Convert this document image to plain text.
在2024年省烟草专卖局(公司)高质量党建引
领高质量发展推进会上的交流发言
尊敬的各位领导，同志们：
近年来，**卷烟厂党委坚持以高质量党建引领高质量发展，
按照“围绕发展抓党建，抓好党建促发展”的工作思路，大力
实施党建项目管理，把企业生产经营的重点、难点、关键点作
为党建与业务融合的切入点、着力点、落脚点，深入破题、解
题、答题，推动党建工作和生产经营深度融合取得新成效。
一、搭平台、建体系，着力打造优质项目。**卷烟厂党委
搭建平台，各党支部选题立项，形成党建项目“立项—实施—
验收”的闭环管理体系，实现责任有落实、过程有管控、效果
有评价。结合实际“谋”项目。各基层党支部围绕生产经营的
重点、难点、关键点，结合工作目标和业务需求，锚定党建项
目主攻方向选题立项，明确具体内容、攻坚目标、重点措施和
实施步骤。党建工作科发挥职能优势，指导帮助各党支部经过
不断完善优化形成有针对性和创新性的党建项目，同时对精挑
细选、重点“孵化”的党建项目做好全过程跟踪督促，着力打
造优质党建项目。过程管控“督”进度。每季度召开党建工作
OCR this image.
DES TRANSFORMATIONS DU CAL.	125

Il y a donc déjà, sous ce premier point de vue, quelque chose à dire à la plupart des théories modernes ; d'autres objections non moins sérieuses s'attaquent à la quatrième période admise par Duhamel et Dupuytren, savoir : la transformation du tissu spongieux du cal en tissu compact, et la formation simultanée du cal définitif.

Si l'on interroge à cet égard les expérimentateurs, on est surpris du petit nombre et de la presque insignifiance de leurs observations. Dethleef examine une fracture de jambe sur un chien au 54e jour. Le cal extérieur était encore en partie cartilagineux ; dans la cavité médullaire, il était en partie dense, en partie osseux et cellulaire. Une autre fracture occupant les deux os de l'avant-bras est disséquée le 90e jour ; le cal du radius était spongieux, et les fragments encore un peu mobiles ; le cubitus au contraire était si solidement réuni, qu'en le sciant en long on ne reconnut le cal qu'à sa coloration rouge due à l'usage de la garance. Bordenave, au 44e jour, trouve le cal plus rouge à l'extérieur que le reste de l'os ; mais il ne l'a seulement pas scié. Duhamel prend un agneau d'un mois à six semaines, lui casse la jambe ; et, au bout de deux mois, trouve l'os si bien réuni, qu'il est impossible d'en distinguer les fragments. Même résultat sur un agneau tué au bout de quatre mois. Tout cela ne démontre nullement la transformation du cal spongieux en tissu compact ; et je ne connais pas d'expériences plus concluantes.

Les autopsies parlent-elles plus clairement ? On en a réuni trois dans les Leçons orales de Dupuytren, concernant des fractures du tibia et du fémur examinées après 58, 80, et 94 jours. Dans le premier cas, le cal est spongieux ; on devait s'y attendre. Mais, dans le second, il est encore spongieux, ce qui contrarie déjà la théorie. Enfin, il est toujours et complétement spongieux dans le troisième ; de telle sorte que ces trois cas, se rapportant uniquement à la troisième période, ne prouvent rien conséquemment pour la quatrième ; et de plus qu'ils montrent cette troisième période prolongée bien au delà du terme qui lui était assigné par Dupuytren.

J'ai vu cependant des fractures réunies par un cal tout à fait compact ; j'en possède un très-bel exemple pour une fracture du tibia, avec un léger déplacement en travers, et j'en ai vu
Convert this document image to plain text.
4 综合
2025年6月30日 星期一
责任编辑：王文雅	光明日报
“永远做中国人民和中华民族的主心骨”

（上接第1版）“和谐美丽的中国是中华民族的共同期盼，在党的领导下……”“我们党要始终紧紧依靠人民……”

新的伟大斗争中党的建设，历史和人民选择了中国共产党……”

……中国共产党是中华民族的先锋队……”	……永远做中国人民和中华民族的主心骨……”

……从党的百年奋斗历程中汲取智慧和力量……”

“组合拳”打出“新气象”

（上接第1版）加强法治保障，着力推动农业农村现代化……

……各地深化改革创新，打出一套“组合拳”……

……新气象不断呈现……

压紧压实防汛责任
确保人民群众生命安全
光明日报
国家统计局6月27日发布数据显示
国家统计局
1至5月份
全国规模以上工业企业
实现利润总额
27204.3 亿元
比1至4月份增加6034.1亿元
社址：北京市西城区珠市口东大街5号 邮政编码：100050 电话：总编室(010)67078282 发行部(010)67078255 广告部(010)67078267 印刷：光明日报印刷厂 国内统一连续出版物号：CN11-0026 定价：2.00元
########
TO BE DONE –
Emit the full listing verbatim.

SOLUTION TO THIS PROBLEM –
Convert this document image to plain text.
在2024年省烟草专卖局(公司)高质量党建引
领高质量发展推进会上的交流发言
尊敬的各位领导，同志们：
近年来，**卷烟厂党委坚持以高质量党建引领高质量发展，
按照“围绕发展抓党建，抓好党建促发展”的工作思路，大力
实施党建项目管理，把企业生产经营的重点、难点、关键点作
为党建与业务融合的切入点、着力点、落脚点，深入破题、解
题、答题，推动党建工作和生产经营深度融合取得新成效。
一、搭平台、建体系，着力打造优质项目。**卷烟厂党委
搭建平台，各党支部选题立项，形成党建项目“立项—实施—
验收”的闭环管理体系，实现责任有落实、过程有管控、效果
有评价。结合实际“谋”项目。各基层党支部围绕生产经营的
重点、难点、关键点，结合工作目标和业务需求，锚定党建项
目主攻方向选题立项，明确具体内容、攻坚目标、重点措施和
实施步骤。党建工作科发挥职能优势，指导帮助各党支部经过
不断完善优化形成有针对性和创新性的党建项目，同时对精挑
细选、重点“孵化”的党建项目做好全过程跟踪督促，着力打
造优质党建项目。过程管控“督”进度。每季度召开党建工作
OCR this image.
DES TRANSFORMATIONS DU CAL.	125

Il y a donc déjà, sous ce premier point de vue, quelque chose à dire à la plupart des théories modernes ; d'autres objections non moins sérieuses s'attaquent à la quatrième période admise par Duhamel et Dupuytren, savoir : la transformation du tissu spongieux du cal en tissu compact, et la formation simultanée du cal définitif.

Si l'on interroge à cet égard les expérimentateurs, on est surpris du petit nombre et de la presque insignifiance de leurs observations. Dethleef examine une fracture de jambe sur un chien au 54e jour. Le cal extérieur était encore en partie cartilagineux ; dans la cavité médullaire, il était en partie dense, en partie osseux et cellulaire. Une autre fracture occupant les deux os de l'avant-bras est disséquée le 90e jour ; le cal du radius était spongieux, et les fragments encore un peu mobiles ; le cubitus au contraire était si solidement réuni, qu'en le sciant en long on ne reconnut le cal qu'à sa coloration rouge due à l'usage de la garance. Bordenave, au 44e jour, trouve le cal plus rouge à l'extérieur que le reste de l'os ; mais il ne l'a seulement pas scié. Duhamel prend un agneau d'un mois à six semaines, lui casse la jambe ; et, au bout de deux mois, trouve l'os si bien réuni, qu'il est impossible d'en distinguer les fragments. Même résultat sur un agneau tué au bout de quatre mois. Tout cela ne démontre nullement la transformation du cal spongieux en tissu compact ; et je ne connais pas d'expériences plus concluantes.

Les autopsies parlent-elles plus clairement ? On en a réuni trois dans les Leçons orales de Dupuytren, concernant des fractures du tibia et du fémur examinées après 58, 80, et 94 jours. Dans le premier cas, le cal est spongieux ; on devait s'y attendre. Mais, dans le second, il est encore spongieux, ce qui contrarie déjà la théorie. Enfin, il est toujours et complétement spongieux dans le troisième ; de telle sorte que ces trois cas, se rapportant uniquement à la troisième période, ne prouvent rien conséquemment pour la quatrième ; et de plus qu'ils montrent cette troisième période prolongée bien au delà du terme qui lui était assigné par Dupuytren.

J'ai vu cependant des fractures réunies par un cal tout à fait compact ; j'en possède un très-bel exemple pour une fracture du tibia, avec un léger déplacement en travers, et j'en ai vu
Convert this document image to plain text.
4 综合
2025年6月30日 星期一
责任编辑：王文雅	光明日报
“永远做中国人民和中华民族的主心骨”

（上接第1版）“和谐美丽的中国是中华民族的共同期盼，在党的领导下……”“我们党要始终紧紧依靠人民……”

新的伟大斗争中党的建设，历史和人民选择了中国共产党……”

……中国共产党是中华民族的先锋队……”	……永远做中国人民和中华民族的主心骨……”

……从党的百年奋斗历程中汲取智慧和力量……”

“组合拳”打出“新气象”

（上接第1版）加强法治保障，着力推动农业农村现代化……

……各地深化改革创新，打出一套“组合拳”……

……新气象不断呈现……

压紧压实防汛责任
确保人民群众生命安全
光明日报
国家统计局6月27日发布数据显示
国家统计局
1至5月份
全国规模以上工业企业
实现利润总额
27204.3 亿元
比1至4月份增加6034.1亿元
社址：北京市西城区珠市口东大街5号 邮政编码：100050 电话：总编室(010)67078282 发行部(010)67078255 广告部(010)67078267 印刷：光明日报印刷厂 国内统一连续出版物号：CN11-0026 定价：2.00元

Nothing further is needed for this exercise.